Your objective:
From the listing, collect all lines containing the word "this".

Material shown:
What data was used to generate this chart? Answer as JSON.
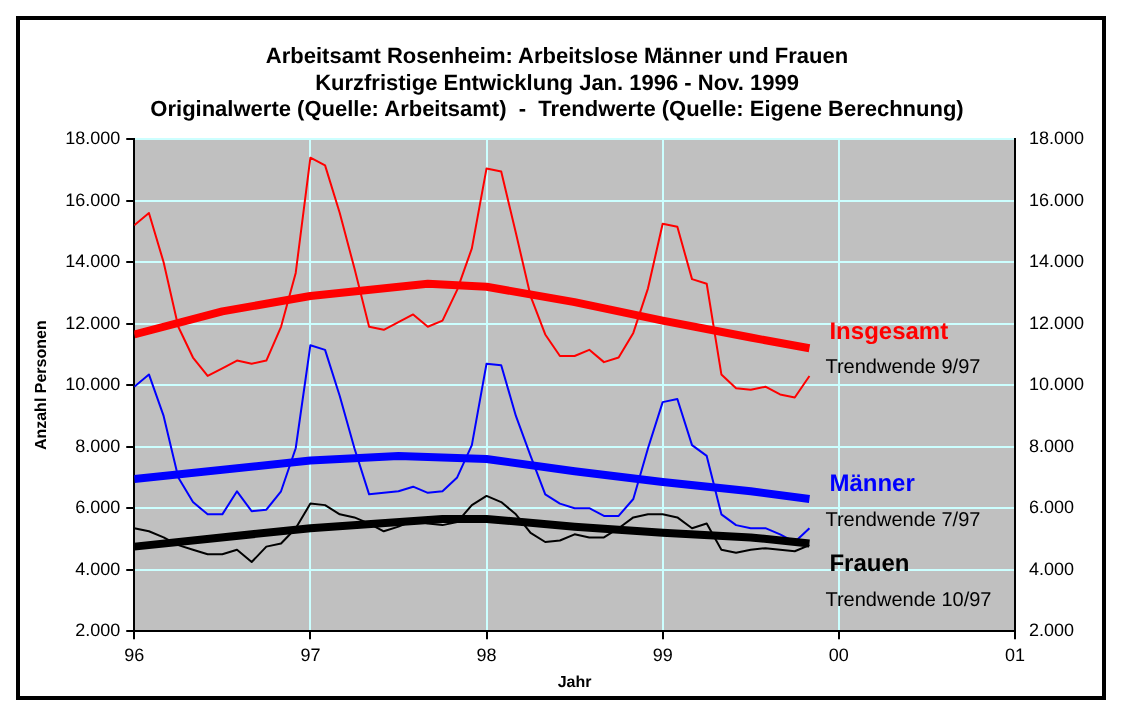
{
  "chart_data": {
    "type": "line",
    "title": [
      "Arbeitsamt Rosenheim: Arbeitslose Männer und Frauen",
      "Kurzfristige Entwicklung Jan. 1996 - Nov. 1999",
      "Originalwerte (Quelle: Arbeitsamt)  -  Trendwerte (Quelle: Eigene Berechnung)"
    ],
    "xlabel": "Jahr",
    "ylabel": "Anzahl Personen",
    "x": [
      "1996-01",
      "1996-02",
      "1996-03",
      "1996-04",
      "1996-05",
      "1996-06",
      "1996-07",
      "1996-08",
      "1996-09",
      "1996-10",
      "1996-11",
      "1996-12",
      "1997-01",
      "1997-02",
      "1997-03",
      "1997-04",
      "1997-05",
      "1997-06",
      "1997-07",
      "1997-08",
      "1997-09",
      "1997-10",
      "1997-11",
      "1997-12",
      "1998-01",
      "1998-02",
      "1998-03",
      "1998-04",
      "1998-05",
      "1998-06",
      "1998-07",
      "1998-08",
      "1998-09",
      "1998-10",
      "1998-11",
      "1998-12",
      "1999-01",
      "1999-02",
      "1999-03",
      "1999-04",
      "1999-05",
      "1999-06",
      "1999-07",
      "1999-08",
      "1999-09",
      "1999-10",
      "1999-11"
    ],
    "series": [
      {
        "name": "Insgesamt",
        "color": "#ff0000",
        "values": [
          15200,
          15600,
          14000,
          11900,
          10900,
          10300,
          10550,
          10800,
          10700,
          10800,
          11900,
          13650,
          17400,
          17150,
          15600,
          13800,
          11900,
          11800,
          12050,
          12300,
          11900,
          12100,
          13100,
          14450,
          17050,
          16950,
          14950,
          12900,
          11650,
          10950,
          10950,
          11150,
          10750,
          10900,
          11700,
          13150,
          15250,
          15150,
          13450,
          13300,
          10350,
          9900,
          9850,
          9950,
          9700,
          9600,
          10300
        ]
      },
      {
        "color": "#ff0000",
        "x": [
          "1996-01",
          "1996-07",
          "1997-01",
          "1997-09",
          "1998-01",
          "1998-07",
          "1999-01",
          "1999-07",
          "1999-11"
        ],
        "values": [
          11650,
          12400,
          12900,
          13300,
          13200,
          12700,
          12100,
          11550,
          11200
        ]
      },
      {
        "name": "Männer",
        "color": "#0000ff",
        "values": [
          9950,
          10350,
          9000,
          7000,
          6200,
          5800,
          5800,
          6550,
          5900,
          5950,
          6550,
          7950,
          11300,
          11150,
          9650,
          7950,
          6450,
          6500,
          6550,
          6700,
          6500,
          6550,
          7000,
          8050,
          10700,
          10650,
          9000,
          7700,
          6450,
          6150,
          6000,
          6000,
          5750,
          5750,
          6300,
          7950,
          9450,
          9550,
          8050,
          7700,
          5800,
          5450,
          5350,
          5350,
          5150,
          4900,
          5350
        ]
      },
      {
        "color": "#0000ff",
        "x": [
          "1996-01",
          "1997-01",
          "1997-07",
          "1998-01",
          "1998-07",
          "1999-01",
          "1999-07",
          "1999-11"
        ],
        "values": [
          6950,
          7550,
          7700,
          7600,
          7200,
          6850,
          6550,
          6300
        ]
      },
      {
        "name": "Frauen",
        "color": "#000000",
        "values": [
          5350,
          5250,
          5050,
          4800,
          4650,
          4500,
          4500,
          4650,
          4250,
          4750,
          4850,
          5350,
          6150,
          6100,
          5800,
          5700,
          5500,
          5250,
          5400,
          5600,
          5500,
          5450,
          5550,
          6100,
          6400,
          6200,
          5800,
          5200,
          4900,
          4950,
          5150,
          5050,
          5050,
          5350,
          5700,
          5800,
          5800,
          5700,
          5350,
          5500,
          4650,
          4550,
          4650,
          4700,
          4650,
          4600,
          4800
        ]
      },
      {
        "color": "#000000",
        "x": [
          "1996-01",
          "1997-01",
          "1997-10",
          "1998-01",
          "1998-07",
          "1999-01",
          "1999-07",
          "1999-11"
        ],
        "values": [
          4750,
          5350,
          5650,
          5650,
          5400,
          5200,
          5050,
          4850
        ]
      }
    ],
    "annotations": [
      "Trendwende 9/97",
      "Trendwende 7/97",
      "Trendwende 10/97"
    ],
    "xlim": [
      "1996-01",
      "2001-01"
    ],
    "xticks": [
      {
        "value": "1996-01",
        "label": "96"
      },
      {
        "value": "1997-01",
        "label": "97"
      },
      {
        "value": "1998-01",
        "label": "98"
      },
      {
        "value": "1999-01",
        "label": "99"
      },
      {
        "value": "2000-01",
        "label": "00"
      },
      {
        "value": "2001-01",
        "label": "01"
      }
    ],
    "ylim": [
      2000,
      18000
    ],
    "yticks": [
      {
        "value": 2000,
        "label": "2.000"
      },
      {
        "value": 4000,
        "label": "4.000"
      },
      {
        "value": 6000,
        "label": "6.000"
      },
      {
        "value": 8000,
        "label": "8.000"
      },
      {
        "value": 10000,
        "label": "10.000"
      },
      {
        "value": 12000,
        "label": "12.000"
      },
      {
        "value": 14000,
        "label": "14.000"
      },
      {
        "value": 16000,
        "label": "16.000"
      },
      {
        "value": 18000,
        "label": "18.000"
      }
    ],
    "y2lim": [
      2000,
      18000
    ],
    "y2ticks": [
      {
        "value": 2000,
        "label": "2.000"
      },
      {
        "value": 4000,
        "label": "4.000"
      },
      {
        "value": 6000,
        "label": "6.000"
      },
      {
        "value": 8000,
        "label": "8.000"
      },
      {
        "value": 10000,
        "label": "10.000"
      },
      {
        "value": 12000,
        "label": "12.000"
      },
      {
        "value": 14000,
        "label": "14.000"
      },
      {
        "value": 16000,
        "label": "16.000"
      },
      {
        "value": 18000,
        "label": "18.000"
      }
    ],
    "grid": true,
    "legend": false,
    "marker": "none",
    "line_style": "solid"
  }
}
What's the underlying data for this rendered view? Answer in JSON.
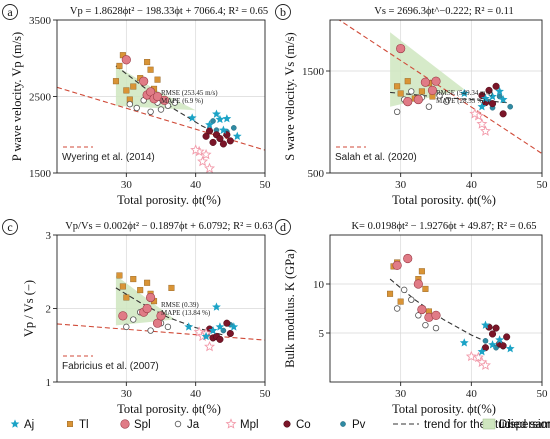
{
  "colors": {
    "Aj": "#1ba3c6",
    "Tl": "#d99436",
    "Spl": "#e07b86",
    "Ja": "#8a8a8a",
    "Mpl": "#f29aaa",
    "Co": "#7a1528",
    "Pv": "#2f8aa3",
    "trend": "#333333",
    "reference": "#d04a38",
    "dispersion": "#cfe6bf",
    "grid": "#d9d9d9"
  },
  "legend": {
    "items": [
      {
        "key": "Aj",
        "label": "Aj",
        "marker": "star"
      },
      {
        "key": "Tl",
        "label": "Tl",
        "marker": "square"
      },
      {
        "key": "Spl",
        "label": "Spl",
        "marker": "circle-large"
      },
      {
        "key": "Ja",
        "label": "Ja",
        "marker": "circle-open"
      },
      {
        "key": "Mpl",
        "label": "Mpl",
        "marker": "star-open"
      },
      {
        "key": "Co",
        "label": "Co",
        "marker": "circle-dark"
      },
      {
        "key": "Pv",
        "label": "Pv",
        "marker": "circle-small"
      },
      {
        "key": "trend",
        "label": "trend for the studied samples",
        "marker": "dash"
      },
      {
        "key": "dispersion",
        "label": "Dispersion",
        "marker": "rect"
      }
    ]
  },
  "chart_data": [
    {
      "panel": "a",
      "type": "scatter",
      "formula": "Vp = 1.8628ϕt² − 198.33ϕt + 7066.4;   R² = 0.65",
      "xlabel": "Total porosity. ϕt(%)",
      "ylabel": "P wave velocity. Vp (m/s)",
      "xlim": [
        20,
        50
      ],
      "ylim": [
        1500,
        3500
      ],
      "xticks": [
        30,
        40,
        50
      ],
      "yticks": [
        1500,
        2500,
        3500
      ],
      "ref_label": "Wyering et al. (2014)",
      "stats": [
        "RMSE (253.45 m/s)",
        "MAPE (6.9 %)"
      ],
      "trend": [
        [
          28.5,
          2900
        ],
        [
          33,
          2590
        ],
        [
          37,
          2330
        ],
        [
          41,
          2110
        ],
        [
          44,
          1990
        ]
      ],
      "reference_line": [
        [
          20,
          2620
        ],
        [
          50,
          1800
        ]
      ],
      "dispersion": [
        [
          28.5,
          2900
        ],
        [
          35,
          2550
        ],
        [
          40,
          2320
        ],
        [
          28.5,
          2380
        ]
      ],
      "series": {
        "Tl": [
          [
            28.5,
            2700
          ],
          [
            29,
            2900
          ],
          [
            29.5,
            3040
          ],
          [
            30,
            2580
          ],
          [
            30.5,
            2460
          ],
          [
            31,
            2630
          ],
          [
            32,
            2740
          ],
          [
            33,
            2950
          ],
          [
            33.5,
            2850
          ],
          [
            34,
            2600
          ],
          [
            34.5,
            2720
          ]
        ],
        "Spl": [
          [
            30,
            2980
          ],
          [
            32.5,
            2700
          ],
          [
            33,
            2520
          ],
          [
            33.5,
            2560
          ],
          [
            34,
            2470
          ],
          [
            34.5,
            2500
          ],
          [
            35.5,
            2450
          ]
        ],
        "Ja": [
          [
            30.5,
            2400
          ],
          [
            31.5,
            2350
          ],
          [
            32.5,
            2450
          ],
          [
            33.5,
            2300
          ],
          [
            34.5,
            2420
          ],
          [
            35,
            2330
          ],
          [
            36,
            2380
          ],
          [
            37,
            2420
          ]
        ],
        "Aj": [
          [
            39.5,
            2220
          ],
          [
            42,
            2130
          ],
          [
            43,
            2270
          ],
          [
            43.5,
            2200
          ],
          [
            44,
            2060
          ],
          [
            44.5,
            2210
          ],
          [
            46,
            1980
          ]
        ],
        "Co": [
          [
            41.5,
            1980
          ],
          [
            42,
            2050
          ],
          [
            42.5,
            1900
          ],
          [
            43,
            2000
          ],
          [
            43.5,
            1950
          ],
          [
            44,
            1880
          ],
          [
            44.5,
            2000
          ],
          [
            45,
            1920
          ]
        ],
        "Mpl": [
          [
            40.5,
            1780
          ],
          [
            41,
            1650
          ],
          [
            41.5,
            1740
          ],
          [
            42,
            1560
          ],
          [
            40,
            1800
          ]
        ],
        "Pv": [
          [
            42.5,
            2180
          ],
          [
            43,
            2060
          ],
          [
            44.5,
            2040
          ],
          [
            45.5,
            2090
          ]
        ]
      }
    },
    {
      "panel": "b",
      "type": "scatter",
      "formula": "Vs = 2696.3ϕt^−0.222;   R² = 0.11",
      "xlabel": "Total porosity. ϕt(%)",
      "ylabel": "S wave velocity. Vs (m/s)",
      "xlim": [
        20,
        50
      ],
      "ylim": [
        500,
        2000
      ],
      "xticks": [
        30,
        40,
        50
      ],
      "yticks": [
        500,
        1500
      ],
      "ref_label": "Salah et al. (2020)",
      "stats": [
        "RMSE (549.34 m/s)",
        "MAPE (28.55 %)"
      ],
      "trend": [
        [
          28.5,
          1290
        ],
        [
          33,
          1260
        ],
        [
          37,
          1235
        ],
        [
          41,
          1215
        ],
        [
          45,
          1190
        ]
      ],
      "reference_line": [
        [
          20,
          2060
        ],
        [
          50,
          690
        ]
      ],
      "dispersion": [
        [
          28.5,
          1880
        ],
        [
          39,
          1320
        ],
        [
          28.5,
          1150
        ]
      ],
      "series": {
        "Tl": [
          [
            29.5,
            1350
          ],
          [
            30,
            1280
          ],
          [
            31,
            1400
          ],
          [
            32,
            1230
          ],
          [
            33,
            1300
          ],
          [
            34,
            1380
          ],
          [
            34.5,
            1250
          ]
        ],
        "Spl": [
          [
            30,
            1720
          ],
          [
            31,
            1200
          ],
          [
            32.5,
            1220
          ],
          [
            33.5,
            1390
          ],
          [
            34.5,
            1310
          ],
          [
            35,
            1400
          ]
        ],
        "Ja": [
          [
            29.5,
            1100
          ],
          [
            30.5,
            1220
          ],
          [
            31.5,
            1300
          ],
          [
            33,
            1240
          ],
          [
            34,
            1150
          ],
          [
            35.5,
            1260
          ],
          [
            36.5,
            1200
          ]
        ],
        "Aj": [
          [
            39,
            1280
          ],
          [
            41.5,
            1150
          ],
          [
            42,
            1230
          ],
          [
            43,
            1250
          ],
          [
            44,
            1300
          ],
          [
            44.5,
            1220
          ]
        ],
        "Co": [
          [
            41.5,
            1260
          ],
          [
            42,
            1190
          ],
          [
            42.5,
            1310
          ],
          [
            43,
            1180
          ],
          [
            43.5,
            1350
          ],
          [
            44.5,
            1080
          ]
        ],
        "Mpl": [
          [
            41,
            1060
          ],
          [
            41.5,
            980
          ],
          [
            42,
            910
          ],
          [
            40.5,
            1080
          ]
        ],
        "Pv": [
          [
            42.5,
            1200
          ],
          [
            43,
            1140
          ],
          [
            44,
            1250
          ],
          [
            45.5,
            1150
          ]
        ]
      }
    },
    {
      "panel": "c",
      "type": "scatter",
      "formula": "Vp/Vs = 0.002ϕt² − 0.1897ϕt + 6.0792;   R² = 0.63",
      "xlabel": "Total porosity. ϕt(%)",
      "ylabel": "Vp / Vs (−)",
      "xlim": [
        20,
        50
      ],
      "ylim": [
        1,
        3
      ],
      "xticks": [
        30,
        40,
        50
      ],
      "yticks": [
        1,
        2,
        3
      ],
      "ref_label": "Fabricius et al. (2007)",
      "stats": [
        "RMSE (0.39)",
        "MAPE (13.84 %)"
      ],
      "trend": [
        [
          28.5,
          2.28
        ],
        [
          32,
          2.08
        ],
        [
          36,
          1.88
        ],
        [
          40,
          1.74
        ],
        [
          44,
          1.64
        ]
      ],
      "reference_line": [
        [
          20,
          1.79
        ],
        [
          50,
          1.57
        ]
      ],
      "dispersion": [
        [
          28.5,
          2.45
        ],
        [
          37,
          1.85
        ],
        [
          28.5,
          1.77
        ]
      ],
      "series": {
        "Tl": [
          [
            29,
            2.45
          ],
          [
            29.5,
            2.3
          ],
          [
            30,
            2.15
          ],
          [
            31,
            2.4
          ],
          [
            32,
            2.25
          ],
          [
            33,
            2.35
          ],
          [
            33.5,
            2.2
          ],
          [
            34,
            2.1
          ],
          [
            36.5,
            2.28
          ]
        ],
        "Spl": [
          [
            29.5,
            1.9
          ],
          [
            32.5,
            1.95
          ],
          [
            33,
            2.0
          ],
          [
            33.5,
            2.15
          ],
          [
            34.5,
            1.8
          ],
          [
            35,
            1.9
          ]
        ],
        "Ja": [
          [
            30,
            1.75
          ],
          [
            31,
            1.85
          ],
          [
            32,
            1.95
          ],
          [
            33.5,
            1.7
          ],
          [
            35,
            1.8
          ],
          [
            36,
            1.75
          ]
        ],
        "Aj": [
          [
            39,
            1.75
          ],
          [
            41.5,
            1.62
          ],
          [
            42.5,
            1.7
          ],
          [
            43,
            2.02
          ],
          [
            43.5,
            1.75
          ],
          [
            45.5,
            1.75
          ]
        ],
        "Co": [
          [
            41.5,
            1.65
          ],
          [
            42,
            1.72
          ],
          [
            42.5,
            1.6
          ],
          [
            43,
            1.62
          ],
          [
            43.5,
            1.58
          ],
          [
            44.5,
            1.8
          ],
          [
            45,
            1.66
          ]
        ],
        "Mpl": [
          [
            40.5,
            1.68
          ],
          [
            41,
            1.62
          ],
          [
            41.5,
            1.66
          ],
          [
            42,
            1.48
          ]
        ],
        "Pv": [
          [
            42.5,
            1.6
          ],
          [
            44,
            1.7
          ],
          [
            45,
            1.78
          ]
        ]
      }
    },
    {
      "panel": "d",
      "type": "scatter",
      "formula": "K= 0.0198ϕt² − 1.9276ϕt + 49.87;   R² = 0.65",
      "xlabel": "Total porosity. ϕt(%)",
      "ylabel": "Bulk modulus. K (GPa)",
      "xlim": [
        20,
        50
      ],
      "ylim": [
        0,
        15
      ],
      "xticks": [
        30,
        40,
        50
      ],
      "yticks": [
        5,
        10
      ],
      "ref_label": "",
      "stats": [],
      "trend": [
        [
          28.5,
          10.5
        ],
        [
          32,
          8.4
        ],
        [
          36,
          6.4
        ],
        [
          40,
          4.8
        ],
        [
          44,
          3.5
        ]
      ],
      "reference_line": [],
      "dispersion": [],
      "series": {
        "Tl": [
          [
            28.5,
            9.0
          ],
          [
            29,
            11.8
          ],
          [
            29.5,
            12.2
          ],
          [
            30,
            8.2
          ],
          [
            32.5,
            10.5
          ],
          [
            33,
            11.3
          ],
          [
            33.5,
            9.5
          ],
          [
            34,
            7.2
          ]
        ],
        "Spl": [
          [
            29.5,
            11.9
          ],
          [
            31,
            12.6
          ],
          [
            32.5,
            10.0
          ],
          [
            33,
            7.4
          ],
          [
            34,
            6.6
          ],
          [
            35,
            6.8
          ]
        ],
        "Ja": [
          [
            29.5,
            7.5
          ],
          [
            30.5,
            9.4
          ],
          [
            31.5,
            8.4
          ],
          [
            32.5,
            6.8
          ],
          [
            33.5,
            5.8
          ],
          [
            35,
            5.5
          ]
        ],
        "Aj": [
          [
            39,
            4.0
          ],
          [
            41.5,
            3.1
          ],
          [
            42,
            5.8
          ],
          [
            43,
            3.8
          ],
          [
            44,
            4.3
          ],
          [
            45.5,
            3.4
          ]
        ],
        "Co": [
          [
            42,
            3.5
          ],
          [
            42.5,
            5.6
          ],
          [
            43,
            4.9
          ],
          [
            43.5,
            5.5
          ],
          [
            44,
            3.9
          ],
          [
            44.5,
            3.7
          ],
          [
            45,
            4.6
          ]
        ],
        "Mpl": [
          [
            40,
            2.6
          ],
          [
            41,
            2.5
          ],
          [
            41.5,
            2.0
          ],
          [
            42,
            1.7
          ]
        ],
        "Pv": [
          [
            42,
            4.2
          ],
          [
            43.5,
            3.5
          ],
          [
            44.5,
            3.6
          ]
        ]
      }
    }
  ]
}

Answer to the exercise:
What data was used to generate this chart? Answer as JSON.
What's the underlying data for this rendered view? Answer in JSON.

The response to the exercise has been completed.